# START OF TEXT SECTION

FINRA believes that the policies, procedures and standards
governing access to protected quotations displayed on the ADF by FLOW
are reasonably designed to provide market participants with fair and
efficient access, and are not unfairly discriminatory such that they
would prevent a market participant from obtaining efficient access to
such quotations. For example, all members in good standing of an SRO
are eligible to become FLOW subscribers, and both subscribers and non-
subscribers may access FLOW liquidity. Additionally, both subscribers
and non-subscribers have multiple options when accessing FLOW
liquidity: subscribers may use either the FLOW Smart Order Router or
the FLOW Gateway, and non-subscribers may connect to FLOW through a
third-party vendor, an exchange, or through a third-party broker-dealer
that is a subscriber. FLOW allows a subscriber to determine its level
of connectivity, and FLOW does not have any tiers or rules regarding
execution of orders based upon Market Participant Identification. No
participant is given any priority in the FLOW matching engine, and the
FLOW matching engine is blind to the identity of the participant, with
the exception of orders using the anti-internalization feature. FLOW
also has policies and procedures that require FLOW to respond to orders
by non-subscribers as promptly as it responds to orders by subscribers,
and allow for non-subscribers to be able to automatically execute
against quotations displayed by the system.

# END OF TEXT SECTION
# START OF EXERCISE INPUTS

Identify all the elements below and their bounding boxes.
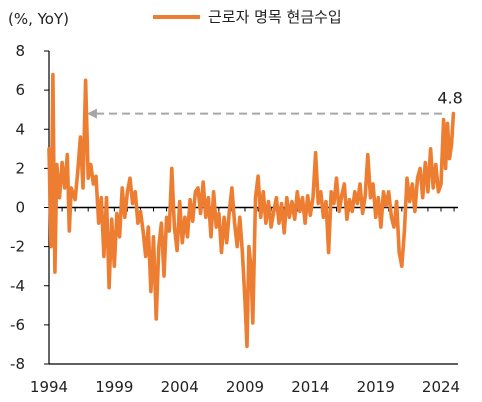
annotation: 4.8 — [86, 89, 463, 119]
y-tick-label: 4 — [15, 120, 25, 138]
x-tick-label: 2014 — [291, 378, 329, 396]
y-tick-label: 6 — [15, 81, 25, 99]
y-axis-ticks: 8 6 4 2 0 -2 -4 -6 -8 — [10, 42, 25, 373]
x-tick-label: 2024 — [422, 378, 460, 396]
y-tick-label: -2 — [10, 238, 25, 256]
x-tick-label: 1999 — [95, 378, 133, 396]
y-tick-label: -4 — [10, 277, 25, 295]
series-line — [47, 72, 456, 349]
x-tick-label: 2019 — [357, 378, 395, 396]
annotation-label: 4.8 — [437, 89, 462, 108]
x-tick-label: 2009 — [226, 378, 264, 396]
y-tick-label: -8 — [10, 355, 25, 373]
y-unit-label: (%, YoY) — [8, 10, 69, 28]
x-tick-label: 1994 — [30, 378, 68, 396]
legend-label: 근로자 명목 현금수입 — [208, 8, 342, 26]
annotation-arrowhead — [86, 108, 97, 119]
y-tick-label: 2 — [15, 159, 25, 177]
y-tick-label: 8 — [15, 42, 25, 60]
x-axis-ticks: 1994 1999 2004 2009 2014 2019 2024 — [30, 378, 460, 396]
y-tick-label: 0 — [15, 199, 25, 217]
y-tick-label: -6 — [10, 316, 25, 334]
legend: 근로자 명목 현금수입 — [153, 8, 342, 26]
x-tick-label: 2004 — [161, 378, 199, 396]
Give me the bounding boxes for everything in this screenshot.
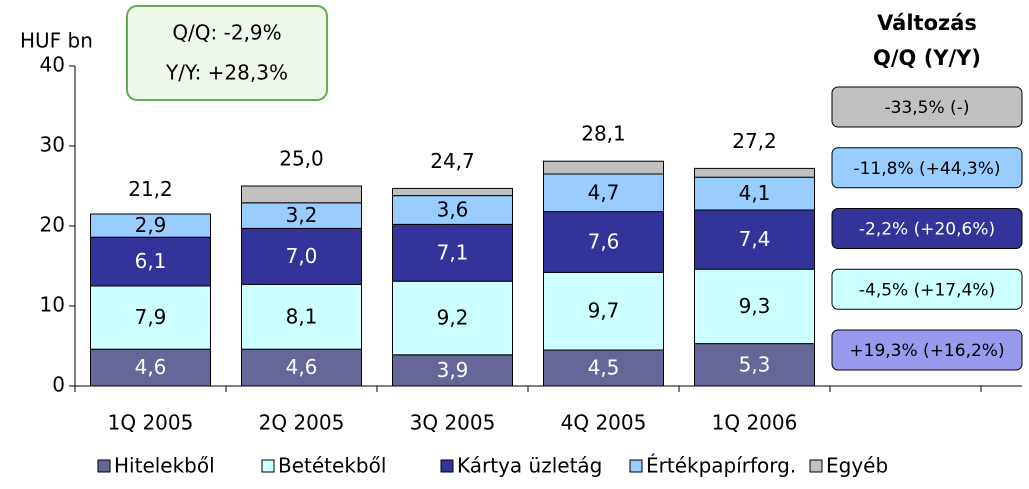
value-label: 5,3 [739, 352, 771, 376]
total-label: 25,0 [279, 147, 324, 171]
value-label: 7,0 [286, 244, 318, 268]
value-label: 4,6 [135, 355, 167, 379]
value-label: 4,1 [739, 181, 771, 205]
bar-segment [543, 173, 664, 213]
bar-segment [694, 176, 815, 211]
legend-label: Hitelekből [114, 454, 215, 478]
bar-segment [90, 285, 211, 350]
bar-segment [694, 343, 815, 387]
bar-segment [543, 349, 664, 387]
change-label: -4,5% (+17,4%) [859, 280, 995, 300]
change-heading: Q/Q (Y/Y) [873, 46, 981, 70]
value-label: 4,6 [286, 355, 318, 379]
legend-swatch [440, 459, 454, 473]
bar-segment [241, 283, 362, 350]
y-tick-label: 40 [40, 53, 65, 77]
value-label: 3,9 [437, 358, 469, 382]
bar-segment [543, 271, 664, 351]
value-label: 9,2 [437, 306, 469, 330]
value-label: 7,9 [135, 305, 167, 329]
y-tick-label: 20 [40, 213, 65, 237]
bar-segment [90, 213, 211, 238]
bar-segment [543, 211, 664, 273]
annotation-box [126, 5, 328, 101]
x-tick-label: 1Q 2006 [712, 411, 798, 435]
bar-segment [241, 348, 362, 387]
value-label: 4,5 [588, 356, 620, 380]
bar-segment [392, 195, 513, 225]
change-box [831, 268, 1023, 310]
value-label: 4,7 [588, 180, 620, 204]
bar-segment [543, 160, 664, 175]
legend-label: Értékpapírforg. [646, 454, 796, 478]
bar-segment [241, 185, 362, 204]
value-label: 3,6 [437, 198, 469, 222]
y-tick-label: 30 [40, 133, 65, 157]
total-label: 27,2 [732, 129, 777, 153]
bar-segment [694, 167, 815, 178]
bar-segment [90, 348, 211, 387]
value-label: 7,4 [739, 227, 771, 251]
legend-label: Betétekből [278, 454, 386, 478]
legend-label: Egyéb [826, 454, 888, 478]
bar-segment [694, 209, 815, 270]
legend-swatch [809, 459, 823, 473]
total-label: 28,1 [581, 122, 626, 146]
bar-segment [392, 187, 513, 197]
y-tick-label: 10 [40, 293, 65, 317]
change-label: -11,8% (+44,3%) [853, 159, 1000, 179]
x-tick-label: 4Q 2005 [561, 411, 647, 435]
legend-label: Kártya üzletág [457, 454, 602, 478]
total-label: 21,2 [128, 177, 173, 201]
change-box [831, 208, 1023, 249]
bar-segment [241, 227, 362, 285]
legend-swatch [97, 459, 111, 473]
change-box [831, 147, 1023, 189]
value-label: 6,1 [135, 249, 167, 273]
annotation: Q/Q: -2,9% [172, 21, 281, 45]
change-label: +19,3% (+16,2%) [849, 341, 1004, 361]
value-label: 9,3 [739, 294, 771, 318]
bar-segment [392, 223, 513, 282]
annotation: Y/Y: +28,3% [165, 61, 288, 85]
legend-swatch [629, 459, 643, 473]
value-label: 7,6 [588, 230, 620, 254]
y-axis-label: HUF bn [20, 29, 93, 53]
bar-segment [90, 236, 211, 287]
change-heading: Változás [877, 11, 977, 35]
value-label: 8,1 [286, 304, 318, 328]
bar-segment [241, 202, 362, 229]
legend-swatch [261, 459, 275, 473]
change-box [831, 86, 1023, 128]
bar-segment [694, 268, 815, 345]
value-label: 7,1 [437, 240, 469, 264]
value-label: 2,9 [135, 213, 167, 237]
x-tick-label: 3Q 2005 [410, 411, 496, 435]
total-label: 24,7 [430, 149, 475, 173]
value-label: 9,7 [588, 299, 620, 323]
bar-segment [392, 354, 513, 387]
y-tick-label: 0 [52, 373, 65, 397]
change-label: -33,5% (-) [885, 98, 970, 118]
change-label: -2,2% (+20,6%) [859, 220, 995, 240]
x-tick-label: 2Q 2005 [259, 411, 345, 435]
change-box [831, 329, 1023, 371]
x-tick-label: 1Q 2005 [108, 411, 194, 435]
value-label: 3,2 [286, 203, 318, 227]
bar-segment [392, 280, 513, 356]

# END OF EXERCISE INPUTS

■ **SET PROBLEM A**
Answer these from the FLOW access text:
(i) Who is eligible to become a FLOW subscriber?
(ii) Which two tools may subscribers use to access FLOW liquidity?
(iii) Which orders are an exception to the matching engine being blind to participant identity?
■ **SET PROBLEM B**
Please render the stretch of the entries from the line containing "annotation: 4.8 — [86, 89, 463, 119]" through the line containing "Give me the" as a JSON list of strings, one string per line, with blank lines left out.
The FLOW access text and the entries are separate material.

■ **WRITTEN SOLUTION A**
(i) All members in good standing of an SRO.
(ii) The FLOW Smart Order Router or the FLOW Gateway.
(iii) Orders using the anti-internalization feature.

■ **WRITTEN SOLUTION B**
[
  "annotation: 4.8 — [86, 89, 463, 119]",
  "y-tick-label: 4 — [15, 120, 25, 138]",
  "x-tick-label: 2014 — [291, 378, 329, 396]",
  "y-tick-label: 6 — [15, 81, 25, 99]",
  "y-axis-ticks: 8 6 4 2 0 -2 -4 -6 -8 — [10, 42, 25, 373]",
  "x-tick-label: 2024 — [422, 378, 460, 396]",
  "y-tick-label: -2 — [10, 238, 25, 256]",
  "x-tick-label: 1999 — [95, 378, 133, 396]",
  "y-tick-label: -4 — [10, 277, 25, 295]",
  "series-line — [47, 72, 456, 349]",
  "x-tick-label: 2019 — [357, 378, 395, 396]",
  "annotation-label: 4.8 — [437, 89, 462, 108]",
  "x-tick-label: 2009 — [226, 378, 264, 396]",
  "y-tick-label: -8 — [10, 355, 25, 373]",
  "y-unit-label: (%, YoY) — [8, 10, 69, 28]",
  "x-tick-label: 1994 — [30, 378, 68, 396]",
  "legend-label: 근로자 명목 현금수입 — [208, 8, 342, 26]",
  "annotation-arrowhead — [86, 108, 97, 119]",
  "y-tick-label: 2 — [15, 159, 25, 177]",
  "y-tick-label: 8 — [15, 42, 25, 60]",
  "x-axis-ticks: 1994 1999 2004 2009 2014 2019 2024 — [30, 378, 460, 396]",
  "y-tick-label: 0 — [15, 199, 25, 217]",
  "y-tick-label: -6 — [10, 316, 25, 334]",
  "legend: 근로자 명목 현금수입 — [153, 8, 342, 26]",
  "x-tick-label: 2004 — [161, 378, 199, 396]",
  "Give me the bounding boxes for everything in this screenshot."
]